# Entries provided:
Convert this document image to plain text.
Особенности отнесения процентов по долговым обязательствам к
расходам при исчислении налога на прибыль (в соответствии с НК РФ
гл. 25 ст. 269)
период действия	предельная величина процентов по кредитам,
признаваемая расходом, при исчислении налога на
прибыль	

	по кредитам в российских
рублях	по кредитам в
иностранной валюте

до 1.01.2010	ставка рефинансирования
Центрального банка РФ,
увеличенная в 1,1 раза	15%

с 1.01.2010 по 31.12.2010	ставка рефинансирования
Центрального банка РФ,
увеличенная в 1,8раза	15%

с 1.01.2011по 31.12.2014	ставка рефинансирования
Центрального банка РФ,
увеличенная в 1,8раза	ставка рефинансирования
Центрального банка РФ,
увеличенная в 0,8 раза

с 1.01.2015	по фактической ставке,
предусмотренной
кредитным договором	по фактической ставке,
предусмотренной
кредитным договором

# Set task:
Determine how many lines contain the word "налога" and reply with that number alone.

# Task output:
2